Exercise details
Repeat the material below exactly, with no pictures.

Rows
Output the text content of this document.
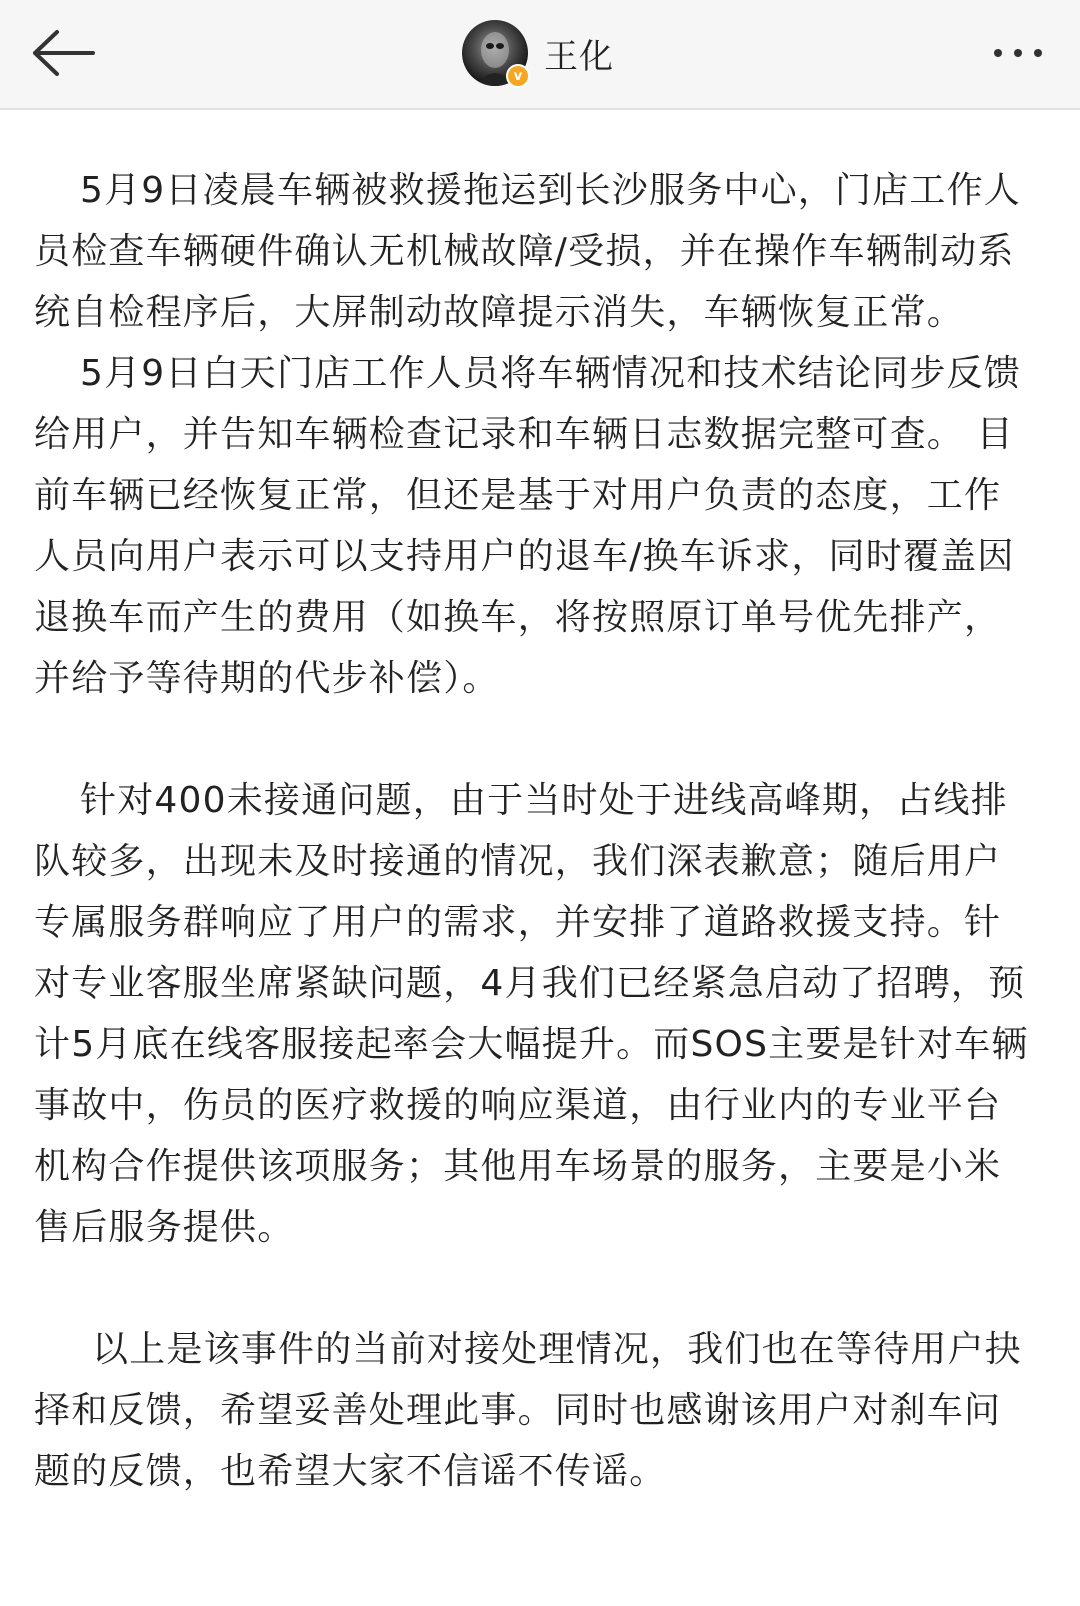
v 王化

5月9日凌晨车辆被救援拖运到长沙服务中心，门店工作人员检查车辆硬件确认无机械故障/受损，并在操作车辆制动系统自检程序后，大屏制动故障提示消失，车辆恢复正常。

5月9日白天门店工作人员将车辆情况和技术结论同步反馈给用户，并告知车辆检查记录和车辆日志数据完整可查。 目前车辆已经恢复正常，但还是基于对用户负责的态度，工作人员向用户表示可以支持用户的退车/换车诉求，同时覆盖因退换车而产生的费用（如换车，将按照原订单号优先排产，并给予等待期的代步补偿）。

针对400未接通问题，由于当时处于进线高峰期，占线排队较多，出现未及时接通的情况，我们深表歉意；随后用户专属服务群响应了用户的需求，并安排了道路救援支持。针对专业客服坐席紧缺问题，4月我们已经紧急启动了招聘，预计5月底在线客服接起率会大幅提升。而SOS主要是针对车辆事故中，伤员的医疗救援的响应渠道，由行业内的专业平台机构合作提供该项服务；其他用车场景的服务，主要是小米售后服务提供。

以上是该事件的当前对接处理情况，我们也在等待用户抉择和反馈，希望妥善处理此事。同时也感谢该用户对刹车问题的反馈，也希望大家不信谣不传谣。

Answer
Output the text content of this document.
v 王化

5月9日凌晨车辆被救援拖运到长沙服务中心，门店工作人员检查车辆硬件确认无机械故障/受损，并在操作车辆制动系统自检程序后，大屏制动故障提示消失，车辆恢复正常。

5月9日白天门店工作人员将车辆情况和技术结论同步反馈给用户，并告知车辆检查记录和车辆日志数据完整可查。 目前车辆已经恢复正常，但还是基于对用户负责的态度，工作人员向用户表示可以支持用户的退车/换车诉求，同时覆盖因退换车而产生的费用（如换车，将按照原订单号优先排产，并给予等待期的代步补偿）。

针对400未接通问题，由于当时处于进线高峰期，占线排队较多，出现未及时接通的情况，我们深表歉意；随后用户专属服务群响应了用户的需求，并安排了道路救援支持。针对专业客服坐席紧缺问题，4月我们已经紧急启动了招聘，预计5月底在线客服接起率会大幅提升。而SOS主要是针对车辆事故中，伤员的医疗救援的响应渠道，由行业内的专业平台机构合作提供该项服务；其他用车场景的服务，主要是小米售后服务提供。

以上是该事件的当前对接处理情况，我们也在等待用户抉择和反馈，希望妥善处理此事。同时也感谢该用户对刹车问题的反馈，也希望大家不信谣不传谣。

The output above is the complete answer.